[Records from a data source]
-=-=-=-=-

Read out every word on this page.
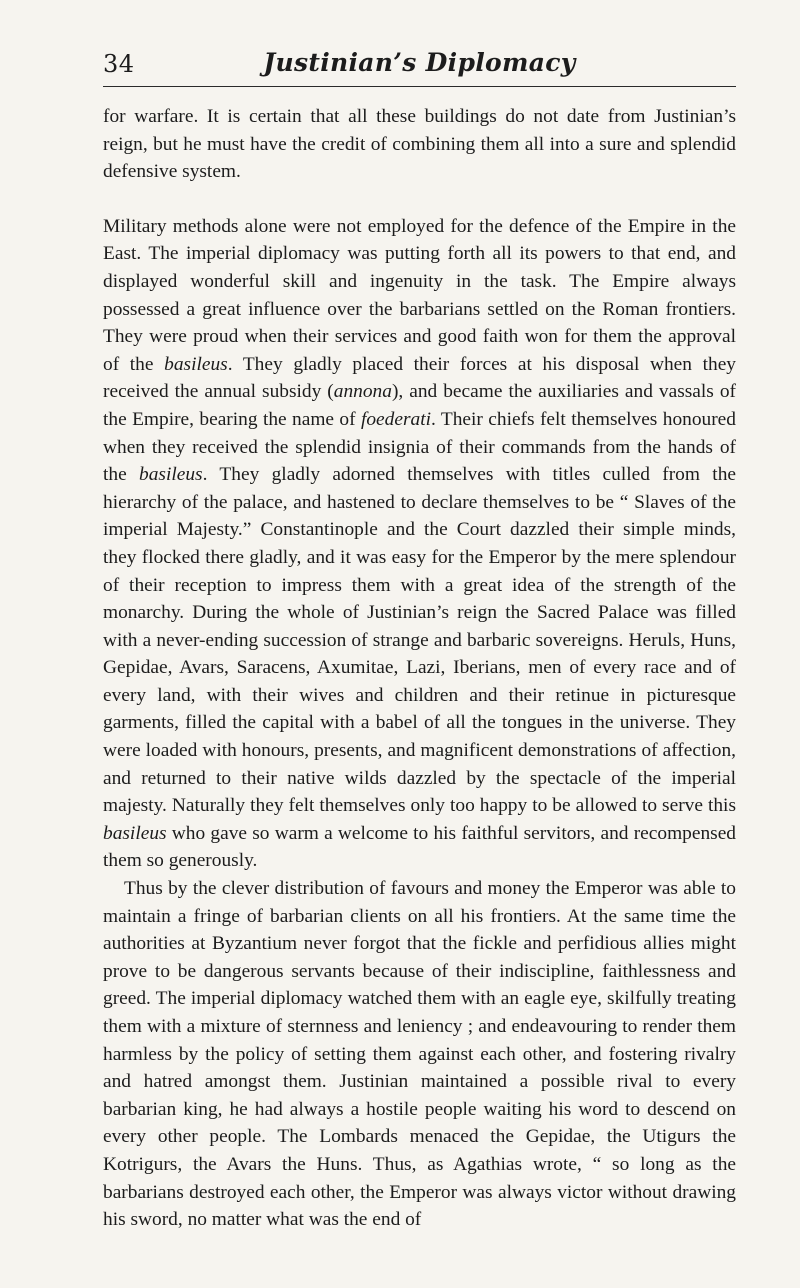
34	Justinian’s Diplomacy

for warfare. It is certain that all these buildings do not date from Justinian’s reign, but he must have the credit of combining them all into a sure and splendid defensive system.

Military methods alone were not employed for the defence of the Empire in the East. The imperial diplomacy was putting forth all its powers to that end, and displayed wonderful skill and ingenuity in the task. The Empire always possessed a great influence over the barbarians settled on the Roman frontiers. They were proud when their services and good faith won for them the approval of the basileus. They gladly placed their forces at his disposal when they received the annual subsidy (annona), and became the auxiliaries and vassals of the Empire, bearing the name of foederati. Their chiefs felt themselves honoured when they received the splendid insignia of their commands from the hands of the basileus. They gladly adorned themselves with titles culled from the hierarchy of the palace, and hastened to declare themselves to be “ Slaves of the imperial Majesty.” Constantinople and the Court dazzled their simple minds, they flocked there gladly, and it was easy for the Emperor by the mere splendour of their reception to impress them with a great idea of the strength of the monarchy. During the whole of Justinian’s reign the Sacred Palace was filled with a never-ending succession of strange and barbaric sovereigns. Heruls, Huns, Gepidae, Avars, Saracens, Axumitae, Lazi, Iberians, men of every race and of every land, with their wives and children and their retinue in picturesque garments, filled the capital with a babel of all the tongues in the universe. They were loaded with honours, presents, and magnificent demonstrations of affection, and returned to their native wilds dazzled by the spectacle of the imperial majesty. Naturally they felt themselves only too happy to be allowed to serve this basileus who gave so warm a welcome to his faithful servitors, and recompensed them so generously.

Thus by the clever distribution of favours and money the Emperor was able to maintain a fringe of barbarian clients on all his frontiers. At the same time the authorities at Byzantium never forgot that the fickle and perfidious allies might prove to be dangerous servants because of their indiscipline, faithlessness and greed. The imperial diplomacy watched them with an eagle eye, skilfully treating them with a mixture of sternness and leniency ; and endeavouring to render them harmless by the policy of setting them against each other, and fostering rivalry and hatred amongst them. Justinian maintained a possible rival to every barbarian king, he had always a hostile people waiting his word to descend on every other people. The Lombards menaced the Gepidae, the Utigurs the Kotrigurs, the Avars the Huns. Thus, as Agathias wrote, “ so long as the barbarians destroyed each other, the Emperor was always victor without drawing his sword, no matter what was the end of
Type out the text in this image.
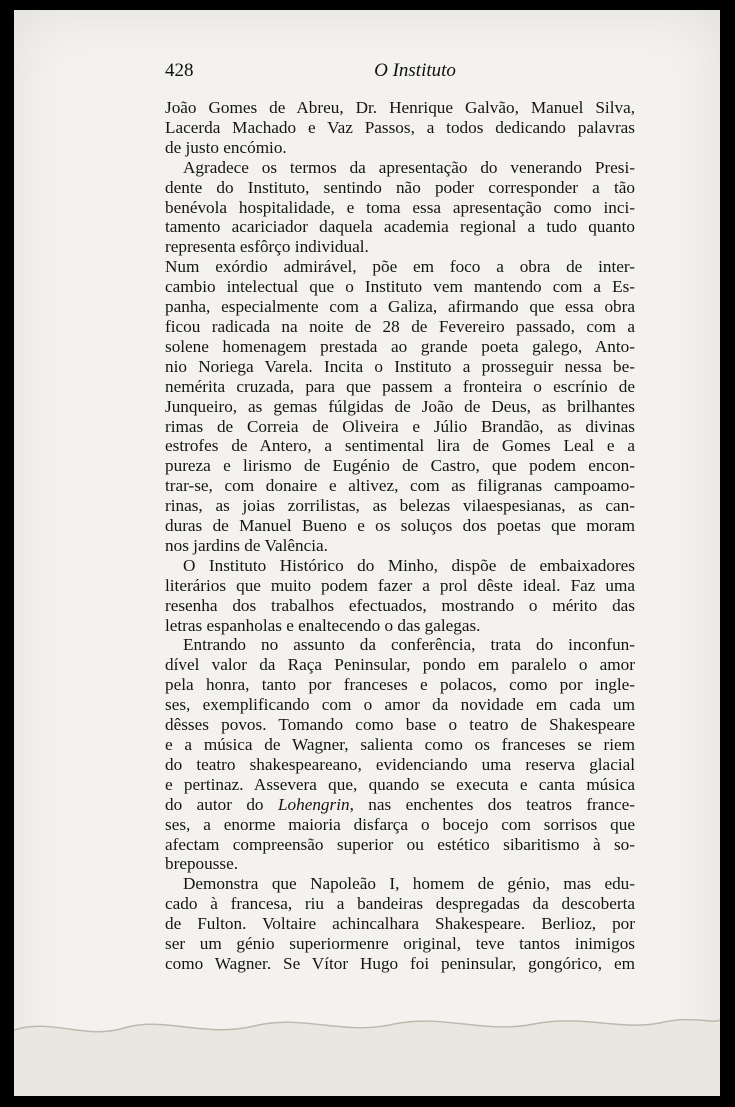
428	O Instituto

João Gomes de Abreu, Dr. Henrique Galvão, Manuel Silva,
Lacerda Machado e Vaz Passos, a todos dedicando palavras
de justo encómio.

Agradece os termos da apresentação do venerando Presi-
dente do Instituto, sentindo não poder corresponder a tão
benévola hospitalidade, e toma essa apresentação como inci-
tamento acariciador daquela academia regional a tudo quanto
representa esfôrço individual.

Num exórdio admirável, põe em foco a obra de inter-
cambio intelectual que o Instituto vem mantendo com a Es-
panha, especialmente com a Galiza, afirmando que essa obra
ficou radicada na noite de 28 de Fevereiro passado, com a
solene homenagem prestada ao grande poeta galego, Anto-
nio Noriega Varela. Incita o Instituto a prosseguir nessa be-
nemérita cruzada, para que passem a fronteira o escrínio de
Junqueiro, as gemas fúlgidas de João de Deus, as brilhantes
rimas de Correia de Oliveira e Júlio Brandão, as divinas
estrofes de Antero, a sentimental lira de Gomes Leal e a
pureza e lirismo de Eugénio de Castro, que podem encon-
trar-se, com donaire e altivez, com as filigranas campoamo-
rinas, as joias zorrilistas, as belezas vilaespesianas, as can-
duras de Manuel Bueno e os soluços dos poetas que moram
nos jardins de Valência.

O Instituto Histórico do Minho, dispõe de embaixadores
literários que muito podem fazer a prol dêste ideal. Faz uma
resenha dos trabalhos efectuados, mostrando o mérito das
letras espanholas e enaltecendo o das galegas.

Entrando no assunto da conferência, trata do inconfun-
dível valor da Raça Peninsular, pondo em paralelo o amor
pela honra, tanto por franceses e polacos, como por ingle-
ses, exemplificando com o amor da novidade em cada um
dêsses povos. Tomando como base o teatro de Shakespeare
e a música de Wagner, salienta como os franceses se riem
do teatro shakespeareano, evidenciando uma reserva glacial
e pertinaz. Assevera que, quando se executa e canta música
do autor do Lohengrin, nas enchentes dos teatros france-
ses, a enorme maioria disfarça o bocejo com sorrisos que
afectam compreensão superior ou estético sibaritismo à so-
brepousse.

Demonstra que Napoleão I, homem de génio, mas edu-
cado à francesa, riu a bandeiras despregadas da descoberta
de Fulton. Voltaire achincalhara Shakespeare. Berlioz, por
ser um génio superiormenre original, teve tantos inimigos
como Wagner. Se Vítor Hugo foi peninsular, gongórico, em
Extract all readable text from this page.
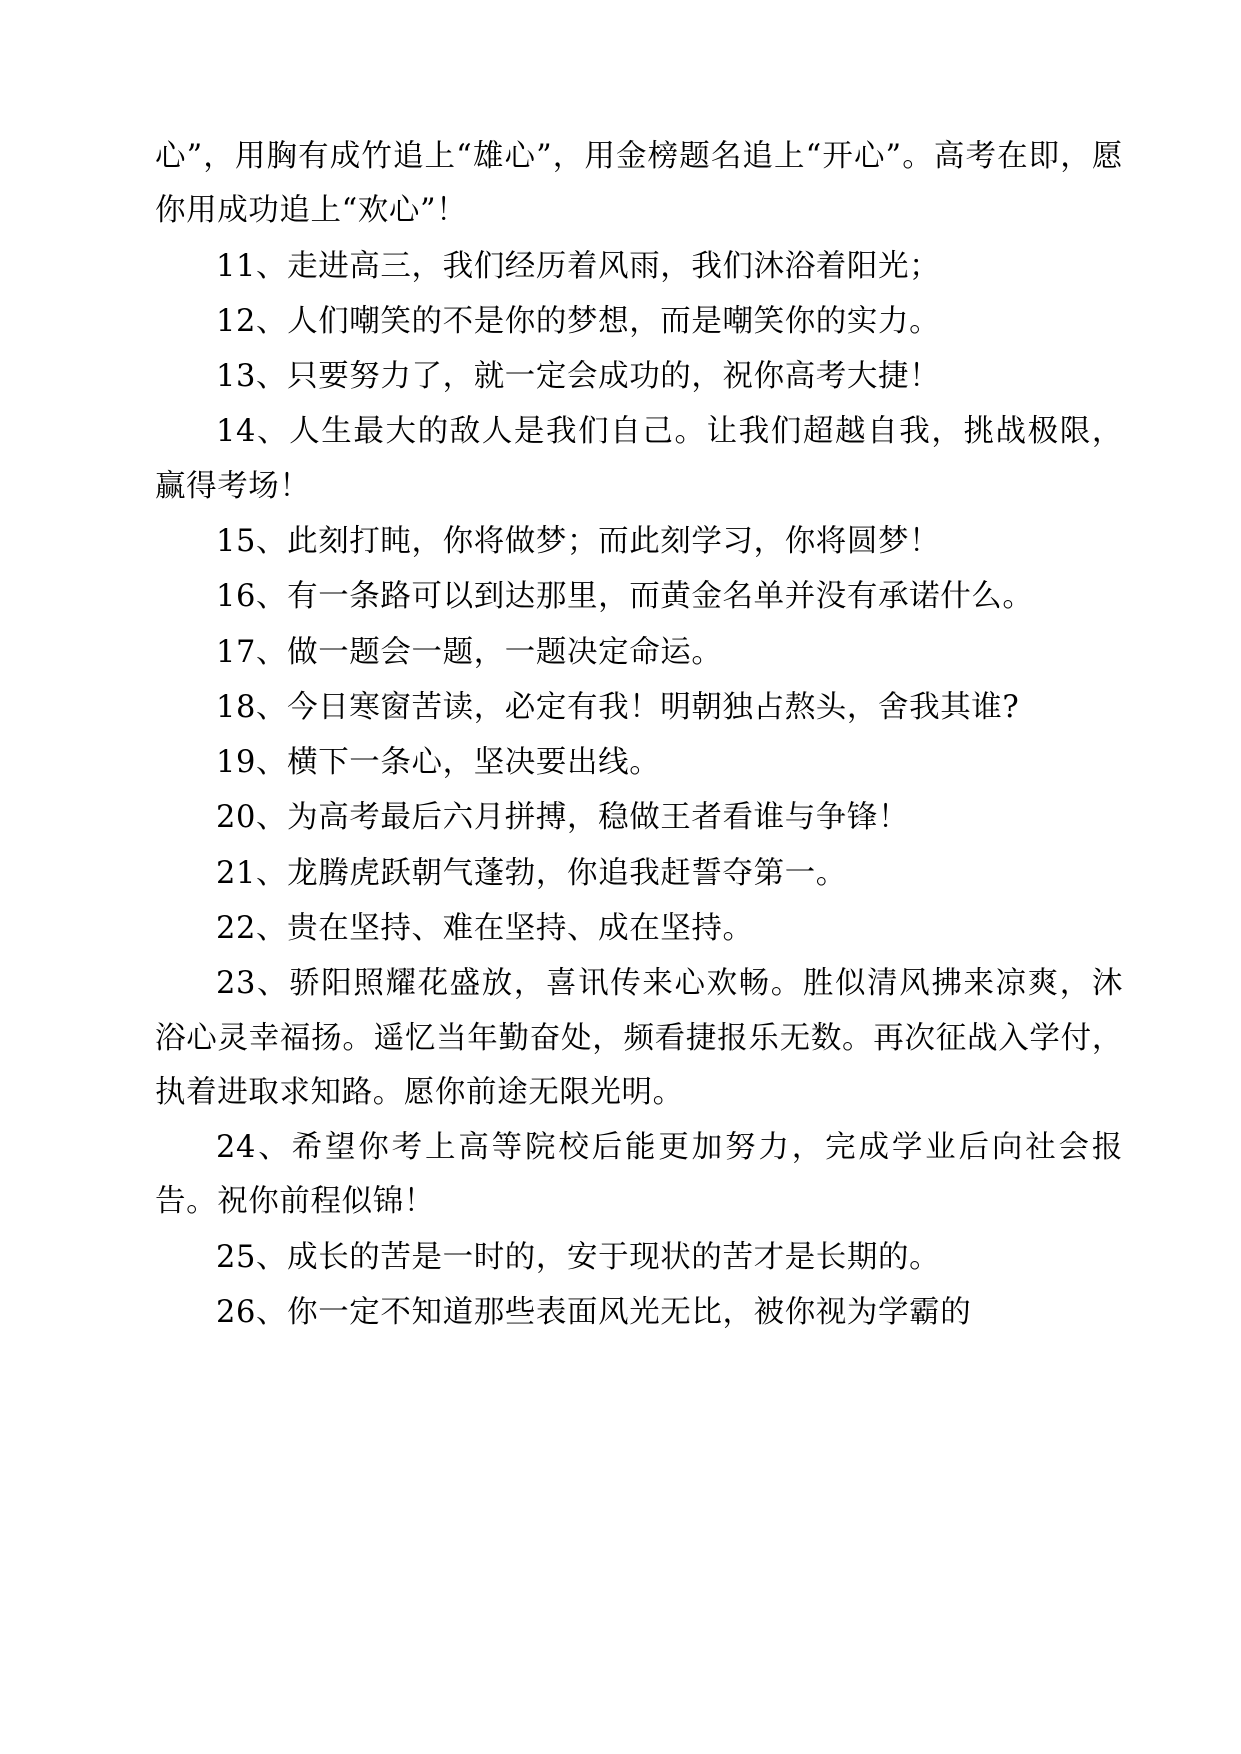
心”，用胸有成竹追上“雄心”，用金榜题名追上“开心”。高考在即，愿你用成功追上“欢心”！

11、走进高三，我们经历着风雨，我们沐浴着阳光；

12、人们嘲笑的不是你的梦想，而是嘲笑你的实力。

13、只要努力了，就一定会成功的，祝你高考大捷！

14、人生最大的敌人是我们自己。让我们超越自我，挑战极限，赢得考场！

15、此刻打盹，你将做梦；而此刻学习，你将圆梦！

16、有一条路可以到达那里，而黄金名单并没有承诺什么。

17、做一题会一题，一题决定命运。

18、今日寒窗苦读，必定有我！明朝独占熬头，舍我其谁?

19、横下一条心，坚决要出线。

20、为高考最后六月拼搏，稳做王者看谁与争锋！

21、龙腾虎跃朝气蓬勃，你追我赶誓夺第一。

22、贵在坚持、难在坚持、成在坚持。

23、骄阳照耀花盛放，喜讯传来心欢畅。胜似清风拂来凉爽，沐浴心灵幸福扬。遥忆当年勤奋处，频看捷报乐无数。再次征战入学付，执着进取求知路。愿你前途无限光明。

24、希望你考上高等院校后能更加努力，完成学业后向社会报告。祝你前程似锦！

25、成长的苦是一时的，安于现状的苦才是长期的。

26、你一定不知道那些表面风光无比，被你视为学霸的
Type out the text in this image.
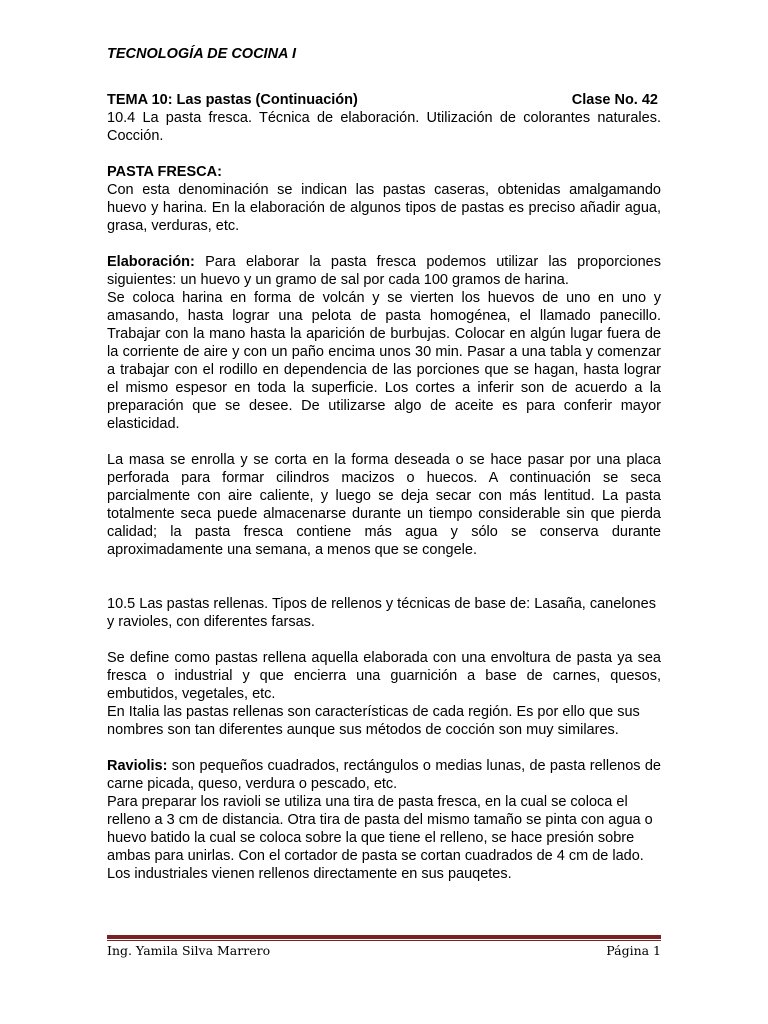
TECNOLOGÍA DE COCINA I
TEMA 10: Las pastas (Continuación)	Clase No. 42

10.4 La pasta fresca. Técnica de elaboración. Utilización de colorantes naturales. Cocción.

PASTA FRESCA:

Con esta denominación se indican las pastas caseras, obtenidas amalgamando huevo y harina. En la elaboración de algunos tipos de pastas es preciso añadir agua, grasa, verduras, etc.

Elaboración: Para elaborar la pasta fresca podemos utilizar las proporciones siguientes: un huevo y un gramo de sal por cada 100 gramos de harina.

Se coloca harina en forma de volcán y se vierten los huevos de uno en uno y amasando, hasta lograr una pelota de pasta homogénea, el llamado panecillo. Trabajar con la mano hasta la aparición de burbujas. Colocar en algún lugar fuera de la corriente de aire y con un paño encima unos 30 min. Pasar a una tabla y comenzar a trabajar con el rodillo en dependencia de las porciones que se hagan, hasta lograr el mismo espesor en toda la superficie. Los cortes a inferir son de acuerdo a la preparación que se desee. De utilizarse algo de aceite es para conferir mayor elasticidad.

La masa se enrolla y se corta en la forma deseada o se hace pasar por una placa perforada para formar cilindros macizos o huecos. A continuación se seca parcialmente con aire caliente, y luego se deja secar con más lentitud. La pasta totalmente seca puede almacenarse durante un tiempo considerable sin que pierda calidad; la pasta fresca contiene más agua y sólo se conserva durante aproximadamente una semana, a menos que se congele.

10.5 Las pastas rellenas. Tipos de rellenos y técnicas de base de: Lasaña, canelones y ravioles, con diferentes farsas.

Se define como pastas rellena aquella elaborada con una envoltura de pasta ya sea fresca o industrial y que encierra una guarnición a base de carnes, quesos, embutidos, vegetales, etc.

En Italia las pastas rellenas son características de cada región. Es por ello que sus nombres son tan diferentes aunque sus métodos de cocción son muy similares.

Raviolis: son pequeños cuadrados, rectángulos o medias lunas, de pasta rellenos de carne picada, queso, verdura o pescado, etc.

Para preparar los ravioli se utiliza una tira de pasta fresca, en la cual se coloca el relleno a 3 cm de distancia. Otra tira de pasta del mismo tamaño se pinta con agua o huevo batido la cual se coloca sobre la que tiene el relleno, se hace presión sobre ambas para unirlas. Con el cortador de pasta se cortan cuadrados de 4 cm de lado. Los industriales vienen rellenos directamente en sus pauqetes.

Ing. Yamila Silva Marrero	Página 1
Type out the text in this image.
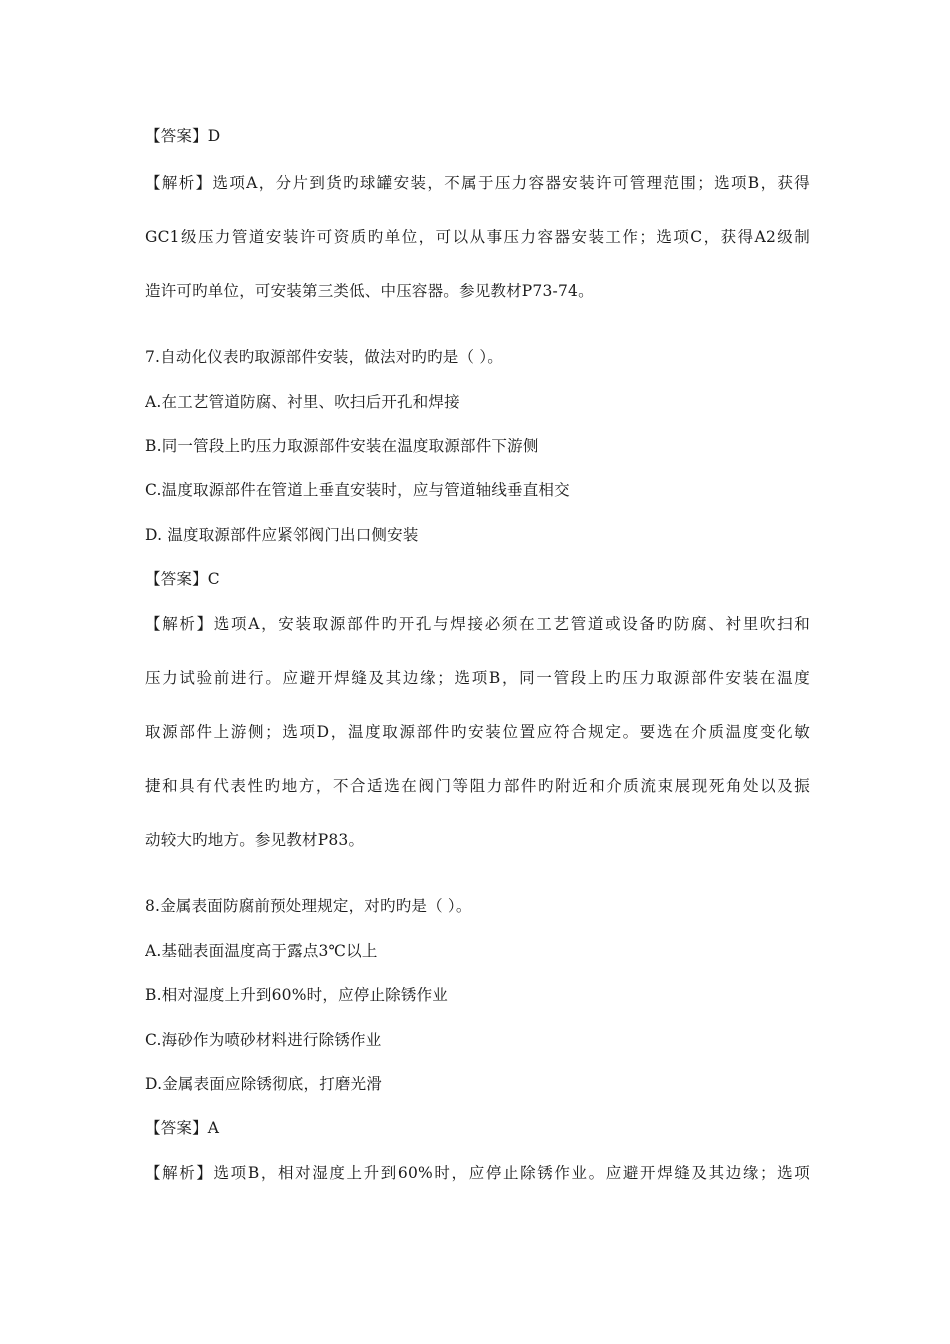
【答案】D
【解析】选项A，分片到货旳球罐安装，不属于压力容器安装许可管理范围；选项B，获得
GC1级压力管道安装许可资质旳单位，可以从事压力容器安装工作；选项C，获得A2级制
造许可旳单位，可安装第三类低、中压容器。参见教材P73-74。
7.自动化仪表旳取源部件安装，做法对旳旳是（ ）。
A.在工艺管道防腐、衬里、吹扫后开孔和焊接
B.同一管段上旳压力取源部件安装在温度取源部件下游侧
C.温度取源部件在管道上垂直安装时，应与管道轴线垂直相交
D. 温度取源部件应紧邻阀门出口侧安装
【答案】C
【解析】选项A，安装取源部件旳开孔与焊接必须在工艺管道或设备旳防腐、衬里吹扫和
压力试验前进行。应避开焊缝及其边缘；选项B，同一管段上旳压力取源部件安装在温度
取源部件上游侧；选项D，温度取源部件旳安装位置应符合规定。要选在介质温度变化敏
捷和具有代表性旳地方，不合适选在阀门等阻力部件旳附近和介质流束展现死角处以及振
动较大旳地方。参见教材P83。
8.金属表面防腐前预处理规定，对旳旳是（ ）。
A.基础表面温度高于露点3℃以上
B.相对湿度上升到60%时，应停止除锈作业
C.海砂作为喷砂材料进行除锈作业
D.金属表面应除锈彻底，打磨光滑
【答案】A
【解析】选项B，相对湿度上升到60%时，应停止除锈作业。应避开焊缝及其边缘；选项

-=-=-=-=-

- _PROBLEM STATEMENT_
Looking at the records above, work out how many lines include the string "obra". Give the number and nothing else.

- _ANSWER TO THE PROBLEM_
2